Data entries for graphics
________________
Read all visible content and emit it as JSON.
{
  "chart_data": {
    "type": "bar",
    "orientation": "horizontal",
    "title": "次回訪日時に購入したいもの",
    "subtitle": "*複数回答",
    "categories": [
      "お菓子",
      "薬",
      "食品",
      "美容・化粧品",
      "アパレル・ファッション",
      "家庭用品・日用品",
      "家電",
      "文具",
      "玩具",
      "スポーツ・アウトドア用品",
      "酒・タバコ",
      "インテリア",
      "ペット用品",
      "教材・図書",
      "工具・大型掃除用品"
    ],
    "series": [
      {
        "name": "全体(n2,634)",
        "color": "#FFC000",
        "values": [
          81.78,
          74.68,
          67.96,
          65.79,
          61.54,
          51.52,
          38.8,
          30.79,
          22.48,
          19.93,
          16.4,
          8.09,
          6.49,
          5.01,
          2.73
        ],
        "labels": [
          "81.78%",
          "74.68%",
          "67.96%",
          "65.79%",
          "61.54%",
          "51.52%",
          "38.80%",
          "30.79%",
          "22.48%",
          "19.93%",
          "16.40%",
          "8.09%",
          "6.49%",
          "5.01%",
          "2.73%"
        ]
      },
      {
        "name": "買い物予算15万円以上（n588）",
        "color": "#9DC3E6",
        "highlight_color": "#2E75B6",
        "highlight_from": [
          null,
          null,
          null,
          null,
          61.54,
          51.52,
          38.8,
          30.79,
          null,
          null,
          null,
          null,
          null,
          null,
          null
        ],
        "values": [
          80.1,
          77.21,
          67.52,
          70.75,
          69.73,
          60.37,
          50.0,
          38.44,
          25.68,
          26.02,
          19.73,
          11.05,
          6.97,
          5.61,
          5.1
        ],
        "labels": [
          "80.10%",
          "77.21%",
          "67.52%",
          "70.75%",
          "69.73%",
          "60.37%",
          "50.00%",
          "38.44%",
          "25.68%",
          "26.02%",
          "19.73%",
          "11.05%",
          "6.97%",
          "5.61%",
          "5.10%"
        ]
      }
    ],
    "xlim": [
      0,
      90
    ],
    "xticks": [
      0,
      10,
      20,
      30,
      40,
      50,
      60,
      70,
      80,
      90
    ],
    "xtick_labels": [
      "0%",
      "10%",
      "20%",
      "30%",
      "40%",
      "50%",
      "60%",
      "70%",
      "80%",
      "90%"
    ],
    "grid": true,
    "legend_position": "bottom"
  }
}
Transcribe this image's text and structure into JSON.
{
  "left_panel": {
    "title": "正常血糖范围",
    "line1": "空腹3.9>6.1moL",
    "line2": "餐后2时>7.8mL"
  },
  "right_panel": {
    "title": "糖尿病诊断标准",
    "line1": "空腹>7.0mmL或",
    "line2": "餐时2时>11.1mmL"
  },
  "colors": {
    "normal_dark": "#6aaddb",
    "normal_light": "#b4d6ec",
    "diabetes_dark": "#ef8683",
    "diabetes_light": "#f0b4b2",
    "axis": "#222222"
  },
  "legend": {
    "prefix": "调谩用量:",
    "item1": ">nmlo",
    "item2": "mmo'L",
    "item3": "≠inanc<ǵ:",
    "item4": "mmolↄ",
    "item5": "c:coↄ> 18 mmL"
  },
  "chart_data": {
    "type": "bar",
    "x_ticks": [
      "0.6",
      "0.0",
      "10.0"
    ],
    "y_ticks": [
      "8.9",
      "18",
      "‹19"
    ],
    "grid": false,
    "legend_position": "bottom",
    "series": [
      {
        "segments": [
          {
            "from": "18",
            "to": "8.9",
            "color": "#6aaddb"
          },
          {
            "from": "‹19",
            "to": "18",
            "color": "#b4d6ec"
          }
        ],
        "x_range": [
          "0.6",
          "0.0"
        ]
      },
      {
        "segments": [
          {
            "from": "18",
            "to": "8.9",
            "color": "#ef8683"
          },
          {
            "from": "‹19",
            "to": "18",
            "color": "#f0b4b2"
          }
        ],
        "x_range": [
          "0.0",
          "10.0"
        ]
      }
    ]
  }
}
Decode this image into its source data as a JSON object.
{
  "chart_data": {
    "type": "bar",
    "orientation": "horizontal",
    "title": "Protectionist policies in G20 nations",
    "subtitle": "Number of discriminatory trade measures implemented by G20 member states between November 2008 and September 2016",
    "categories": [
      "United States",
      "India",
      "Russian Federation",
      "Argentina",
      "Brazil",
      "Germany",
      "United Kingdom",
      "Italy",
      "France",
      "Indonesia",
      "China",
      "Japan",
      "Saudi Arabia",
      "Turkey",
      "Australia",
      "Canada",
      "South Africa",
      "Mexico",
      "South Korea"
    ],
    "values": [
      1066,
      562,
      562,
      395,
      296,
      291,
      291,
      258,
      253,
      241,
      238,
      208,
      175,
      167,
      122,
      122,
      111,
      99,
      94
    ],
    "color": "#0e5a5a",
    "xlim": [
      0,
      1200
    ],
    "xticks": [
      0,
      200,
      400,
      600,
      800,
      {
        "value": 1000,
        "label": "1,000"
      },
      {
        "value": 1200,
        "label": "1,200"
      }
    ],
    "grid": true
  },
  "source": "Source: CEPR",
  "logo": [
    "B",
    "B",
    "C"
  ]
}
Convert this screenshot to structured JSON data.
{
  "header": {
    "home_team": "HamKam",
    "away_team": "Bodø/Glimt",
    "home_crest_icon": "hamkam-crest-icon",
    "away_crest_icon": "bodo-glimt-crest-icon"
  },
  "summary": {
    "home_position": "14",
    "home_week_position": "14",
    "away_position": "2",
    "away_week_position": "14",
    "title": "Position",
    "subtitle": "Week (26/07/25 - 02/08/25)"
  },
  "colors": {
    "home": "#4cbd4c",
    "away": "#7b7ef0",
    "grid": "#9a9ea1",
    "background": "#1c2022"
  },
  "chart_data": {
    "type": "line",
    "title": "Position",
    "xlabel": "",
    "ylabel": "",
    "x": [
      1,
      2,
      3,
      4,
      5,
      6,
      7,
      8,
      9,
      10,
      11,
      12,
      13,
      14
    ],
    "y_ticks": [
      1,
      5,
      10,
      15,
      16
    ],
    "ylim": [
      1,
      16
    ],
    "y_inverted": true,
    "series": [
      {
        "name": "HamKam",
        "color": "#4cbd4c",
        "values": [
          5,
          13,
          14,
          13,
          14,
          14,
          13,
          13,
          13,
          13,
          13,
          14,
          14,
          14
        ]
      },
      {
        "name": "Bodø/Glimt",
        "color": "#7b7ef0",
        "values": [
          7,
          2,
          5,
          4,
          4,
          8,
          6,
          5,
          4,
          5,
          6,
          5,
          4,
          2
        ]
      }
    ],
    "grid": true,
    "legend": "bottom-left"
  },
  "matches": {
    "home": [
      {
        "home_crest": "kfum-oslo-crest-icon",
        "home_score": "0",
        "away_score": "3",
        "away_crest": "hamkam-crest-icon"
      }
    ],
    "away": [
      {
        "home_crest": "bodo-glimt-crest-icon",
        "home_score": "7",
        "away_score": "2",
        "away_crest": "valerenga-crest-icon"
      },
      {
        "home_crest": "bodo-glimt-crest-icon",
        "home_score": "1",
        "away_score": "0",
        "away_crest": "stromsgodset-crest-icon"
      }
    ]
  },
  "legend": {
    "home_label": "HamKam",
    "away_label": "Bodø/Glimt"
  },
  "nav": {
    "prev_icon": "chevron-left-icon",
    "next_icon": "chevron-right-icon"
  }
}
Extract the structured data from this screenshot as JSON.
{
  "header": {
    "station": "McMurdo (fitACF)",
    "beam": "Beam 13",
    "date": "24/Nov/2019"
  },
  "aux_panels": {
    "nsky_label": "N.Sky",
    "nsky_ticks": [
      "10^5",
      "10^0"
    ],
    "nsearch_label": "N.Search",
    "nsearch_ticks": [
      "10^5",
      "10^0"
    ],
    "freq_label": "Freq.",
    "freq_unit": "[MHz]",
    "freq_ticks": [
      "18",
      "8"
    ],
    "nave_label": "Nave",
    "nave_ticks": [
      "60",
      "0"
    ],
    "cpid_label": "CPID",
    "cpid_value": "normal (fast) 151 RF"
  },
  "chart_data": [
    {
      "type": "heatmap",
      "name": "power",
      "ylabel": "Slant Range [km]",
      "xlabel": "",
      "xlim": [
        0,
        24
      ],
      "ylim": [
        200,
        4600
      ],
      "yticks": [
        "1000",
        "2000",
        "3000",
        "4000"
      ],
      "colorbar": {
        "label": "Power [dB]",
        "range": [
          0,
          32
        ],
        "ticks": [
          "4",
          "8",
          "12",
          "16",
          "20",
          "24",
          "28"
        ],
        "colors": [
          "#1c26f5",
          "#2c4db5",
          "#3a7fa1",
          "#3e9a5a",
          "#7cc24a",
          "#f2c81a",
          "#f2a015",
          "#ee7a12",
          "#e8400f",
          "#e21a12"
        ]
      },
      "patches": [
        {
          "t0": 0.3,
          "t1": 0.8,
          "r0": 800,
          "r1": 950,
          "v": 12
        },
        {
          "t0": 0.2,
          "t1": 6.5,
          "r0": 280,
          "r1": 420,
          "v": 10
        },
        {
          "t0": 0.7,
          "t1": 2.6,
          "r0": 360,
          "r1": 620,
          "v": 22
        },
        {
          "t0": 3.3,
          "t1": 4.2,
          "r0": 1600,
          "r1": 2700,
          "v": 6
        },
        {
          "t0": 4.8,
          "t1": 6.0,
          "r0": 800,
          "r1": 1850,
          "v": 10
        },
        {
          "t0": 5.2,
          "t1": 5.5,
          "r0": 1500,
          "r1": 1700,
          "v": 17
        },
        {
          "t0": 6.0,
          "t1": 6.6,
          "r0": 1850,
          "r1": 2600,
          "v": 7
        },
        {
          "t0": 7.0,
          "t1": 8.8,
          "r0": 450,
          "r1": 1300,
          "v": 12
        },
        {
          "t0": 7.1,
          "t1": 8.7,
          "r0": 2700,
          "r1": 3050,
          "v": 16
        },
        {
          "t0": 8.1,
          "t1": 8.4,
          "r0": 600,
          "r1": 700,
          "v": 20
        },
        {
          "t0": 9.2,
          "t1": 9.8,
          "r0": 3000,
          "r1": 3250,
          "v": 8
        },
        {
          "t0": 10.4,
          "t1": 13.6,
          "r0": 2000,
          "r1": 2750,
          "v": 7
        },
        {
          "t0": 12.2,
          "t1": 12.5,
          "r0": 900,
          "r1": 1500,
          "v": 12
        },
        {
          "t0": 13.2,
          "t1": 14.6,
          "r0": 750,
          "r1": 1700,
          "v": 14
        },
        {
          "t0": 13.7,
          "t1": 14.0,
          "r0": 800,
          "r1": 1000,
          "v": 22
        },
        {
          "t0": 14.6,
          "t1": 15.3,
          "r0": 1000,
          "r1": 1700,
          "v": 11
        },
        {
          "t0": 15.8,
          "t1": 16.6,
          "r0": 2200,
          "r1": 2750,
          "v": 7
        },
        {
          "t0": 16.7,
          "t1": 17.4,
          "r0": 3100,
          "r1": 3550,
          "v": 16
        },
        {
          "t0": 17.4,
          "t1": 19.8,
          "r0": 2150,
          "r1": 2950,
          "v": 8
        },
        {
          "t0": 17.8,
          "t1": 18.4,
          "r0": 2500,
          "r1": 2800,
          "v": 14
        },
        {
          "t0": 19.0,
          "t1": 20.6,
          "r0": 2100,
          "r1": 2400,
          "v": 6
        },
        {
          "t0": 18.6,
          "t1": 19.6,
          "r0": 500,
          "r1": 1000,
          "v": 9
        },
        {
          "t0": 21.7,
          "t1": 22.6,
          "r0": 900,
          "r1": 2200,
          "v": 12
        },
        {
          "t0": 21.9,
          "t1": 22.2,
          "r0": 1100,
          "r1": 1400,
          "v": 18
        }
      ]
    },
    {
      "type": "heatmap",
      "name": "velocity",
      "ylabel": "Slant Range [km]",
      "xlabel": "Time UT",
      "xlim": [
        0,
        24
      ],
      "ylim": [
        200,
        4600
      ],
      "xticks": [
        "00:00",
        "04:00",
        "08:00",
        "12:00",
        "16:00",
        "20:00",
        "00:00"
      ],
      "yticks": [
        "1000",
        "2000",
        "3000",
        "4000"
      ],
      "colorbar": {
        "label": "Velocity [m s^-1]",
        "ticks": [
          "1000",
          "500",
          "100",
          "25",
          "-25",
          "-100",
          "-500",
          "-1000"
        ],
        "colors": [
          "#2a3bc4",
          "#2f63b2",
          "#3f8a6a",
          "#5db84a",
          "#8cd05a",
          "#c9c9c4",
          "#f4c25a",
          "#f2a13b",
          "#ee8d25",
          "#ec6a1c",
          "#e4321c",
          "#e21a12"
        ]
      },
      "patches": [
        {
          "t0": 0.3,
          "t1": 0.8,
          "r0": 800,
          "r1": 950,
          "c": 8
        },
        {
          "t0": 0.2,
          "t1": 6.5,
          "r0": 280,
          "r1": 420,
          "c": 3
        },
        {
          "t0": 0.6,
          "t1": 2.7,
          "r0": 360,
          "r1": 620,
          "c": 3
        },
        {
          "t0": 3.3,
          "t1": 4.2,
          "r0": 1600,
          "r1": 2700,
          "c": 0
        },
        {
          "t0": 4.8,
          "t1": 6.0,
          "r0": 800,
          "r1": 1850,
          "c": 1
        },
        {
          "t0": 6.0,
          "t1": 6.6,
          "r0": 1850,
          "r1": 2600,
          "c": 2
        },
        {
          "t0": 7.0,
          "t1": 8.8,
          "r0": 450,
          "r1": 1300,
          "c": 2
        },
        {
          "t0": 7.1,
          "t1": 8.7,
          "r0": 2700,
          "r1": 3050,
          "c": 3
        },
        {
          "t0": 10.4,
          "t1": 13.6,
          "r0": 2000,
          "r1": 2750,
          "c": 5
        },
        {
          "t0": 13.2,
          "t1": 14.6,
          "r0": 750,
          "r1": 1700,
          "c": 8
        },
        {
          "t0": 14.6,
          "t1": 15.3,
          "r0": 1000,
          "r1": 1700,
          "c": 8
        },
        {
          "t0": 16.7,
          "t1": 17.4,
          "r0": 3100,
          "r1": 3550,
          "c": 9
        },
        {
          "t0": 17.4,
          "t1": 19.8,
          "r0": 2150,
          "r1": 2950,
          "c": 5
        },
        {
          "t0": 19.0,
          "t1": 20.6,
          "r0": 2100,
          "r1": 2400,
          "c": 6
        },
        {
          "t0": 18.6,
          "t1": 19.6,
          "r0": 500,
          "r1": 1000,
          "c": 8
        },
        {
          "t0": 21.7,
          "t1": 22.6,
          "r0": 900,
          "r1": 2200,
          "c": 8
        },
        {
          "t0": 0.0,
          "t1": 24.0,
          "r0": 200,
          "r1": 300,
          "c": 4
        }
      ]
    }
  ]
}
________________
▶ **Prompt**: From the listing above, copy out each line where the word "crest" appears.

▶ **The reply**:
    "home_crest_icon": "hamkam-crest-icon",
    "away_crest_icon": "bodo-glimt-crest-icon"
        "home_crest": "kfum-oslo-crest-icon",
        "away_crest": "hamkam-crest-icon"
        "home_crest": "bodo-glimt-crest-icon",
        "away_crest": "valerenga-crest-icon"
        "home_crest": "bodo-glimt-crest-icon",
        "away_crest": "stromsgodset-crest-icon"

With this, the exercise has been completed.